:: Supplied material

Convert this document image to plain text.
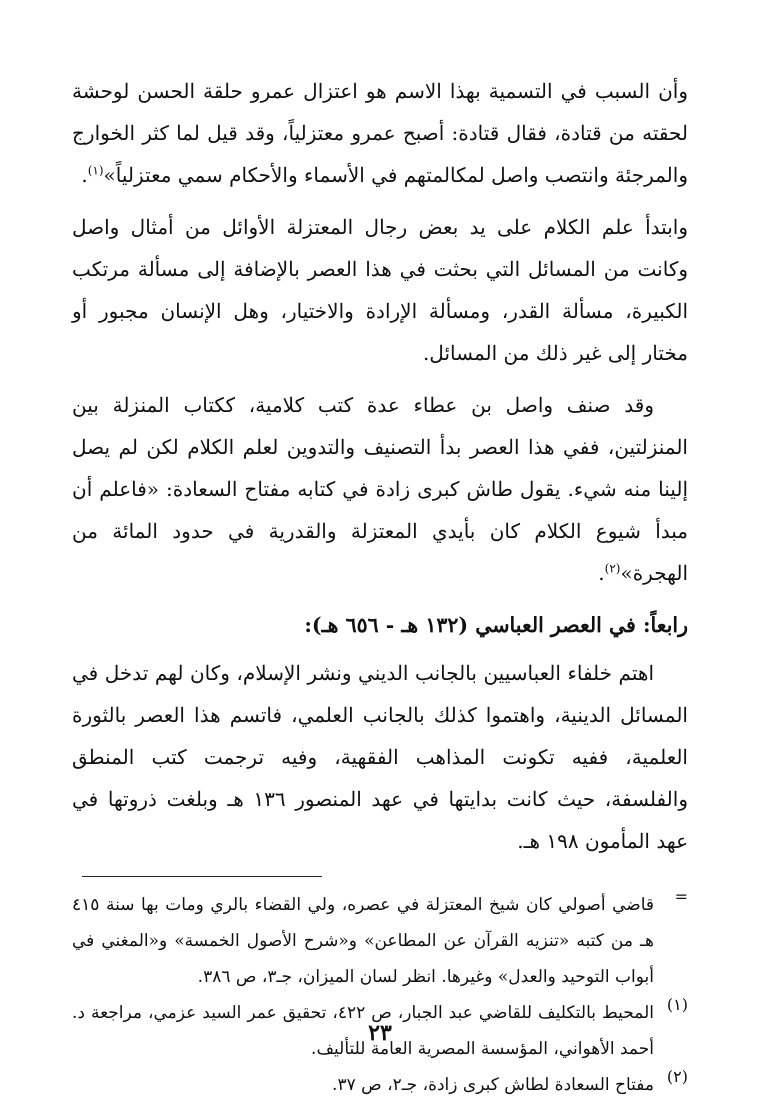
وأن السبب في التسمية بهذا الاسم هو اعتزال عمرو حلقة الحسن لوحشة لحقته من قتادة، فقال قتادة: أصبح عمرو معتزلياً، وقد قيل لما كثر الخوارج والمرجئة وانتصب واصل لمكالمتهم في الأسماء والأحكام سمي معتزلياً»$^{(١)}$.

وابتدأ علم الكلام على يد بعض رجال المعتزلة الأوائل من أمثال واصل وكانت من المسائل التي بحثت في هذا العصر بالإضافة إلى مسألة مرتكب الكبيرة، مسألة القدر، ومسألة الإرادة والاختيار، وهل الإنسان مجبور أو مختار إلى غير ذلك من المسائل.

وقد صنف واصل بن عطاء عدة كتب كلامية، ككتاب المنزلة بين المنزلتين، ففي هذا العصر بدأ التصنيف والتدوين لعلم الكلام لكن لم يصل إلينا منه شيء. يقول طاش كبرى زادة في كتابه مفتاح السعادة: «فاعلم أن مبدأ شيوع الكلام كان بأيدي المعتزلة والقدرية في حدود المائة من الهجرة»$^{(٢)}$.

رابعاً: في العصر العباسي (١٣٢ هـ - ٦٥٦ هـ):

اهتم خلفاء العباسيين بالجانب الديني ونشر الإسلام، وكان لهم تدخل في المسائل الدينية، واهتموا كذلك بالجانب العلمي، فاتسم هذا العصر بالثورة العلمية، ففيه تكونت المذاهب الفقهية، وفيه ترجمت كتب المنطق والفلسفة، حيث كانت بدايتها في عهد المنصور ١٣٦ هـ وبلغت ذروتها في عهد المأمون ١٩٨ هـ.

=

قاضي أصولي كان شيخ المعتزلة في عصره، ولي القضاء بالري ومات بها سنة ٤١٥ هـ من كتبه «تنزيه القرآن عن المطاعن» و«شرح الأصول الخمسة» و«المغني في أبواب التوحيد والعدل» وغيرها. انظر لسان الميزان، جـ٣، ص ٣٨٦.

(١)

المحيط بالتكليف للقاضي عبد الجبار، ص ٤٢٢، تحقيق عمر السيد عزمي، مراجعة د. أحمد الأهواني، المؤسسة المصرية العامة للتأليف.

(٢)

مفتاح السعادة لطاش كبرى زادة، جـ٢، ص ٣٧.

٢٣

::::

[Exercise instructions] Copy every record above exactly, leaving out the pictures.

[Answer to the task]
Convert this document image to plain text.
وأن السبب في التسمية بهذا الاسم هو اعتزال عمرو حلقة الحسن لوحشة لحقته من قتادة، فقال قتادة: أصبح عمرو معتزلياً، وقد قيل لما كثر الخوارج والمرجئة وانتصب واصل لمكالمتهم في الأسماء والأحكام سمي معتزلياً»$^{(١)}$.

وابتدأ علم الكلام على يد بعض رجال المعتزلة الأوائل من أمثال واصل وكانت من المسائل التي بحثت في هذا العصر بالإضافة إلى مسألة مرتكب الكبيرة، مسألة القدر، ومسألة الإرادة والاختيار، وهل الإنسان مجبور أو مختار إلى غير ذلك من المسائل.

وقد صنف واصل بن عطاء عدة كتب كلامية، ككتاب المنزلة بين المنزلتين، ففي هذا العصر بدأ التصنيف والتدوين لعلم الكلام لكن لم يصل إلينا منه شيء. يقول طاش كبرى زادة في كتابه مفتاح السعادة: «فاعلم أن مبدأ شيوع الكلام كان بأيدي المعتزلة والقدرية في حدود المائة من الهجرة»$^{(٢)}$.

رابعاً: في العصر العباسي (١٣٢ هـ - ٦٥٦ هـ):

اهتم خلفاء العباسيين بالجانب الديني ونشر الإسلام، وكان لهم تدخل في المسائل الدينية، واهتموا كذلك بالجانب العلمي، فاتسم هذا العصر بالثورة العلمية، ففيه تكونت المذاهب الفقهية، وفيه ترجمت كتب المنطق والفلسفة، حيث كانت بدايتها في عهد المنصور ١٣٦ هـ وبلغت ذروتها في عهد المأمون ١٩٨ هـ.

=

قاضي أصولي كان شيخ المعتزلة في عصره، ولي القضاء بالري ومات بها سنة ٤١٥ هـ من كتبه «تنزيه القرآن عن المطاعن» و«شرح الأصول الخمسة» و«المغني في أبواب التوحيد والعدل» وغيرها. انظر لسان الميزان، جـ٣، ص ٣٨٦.

(١)

المحيط بالتكليف للقاضي عبد الجبار، ص ٤٢٢، تحقيق عمر السيد عزمي، مراجعة د. أحمد الأهواني، المؤسسة المصرية العامة للتأليف.

(٢)

مفتاح السعادة لطاش كبرى زادة، جـ٢، ص ٣٧.

٢٣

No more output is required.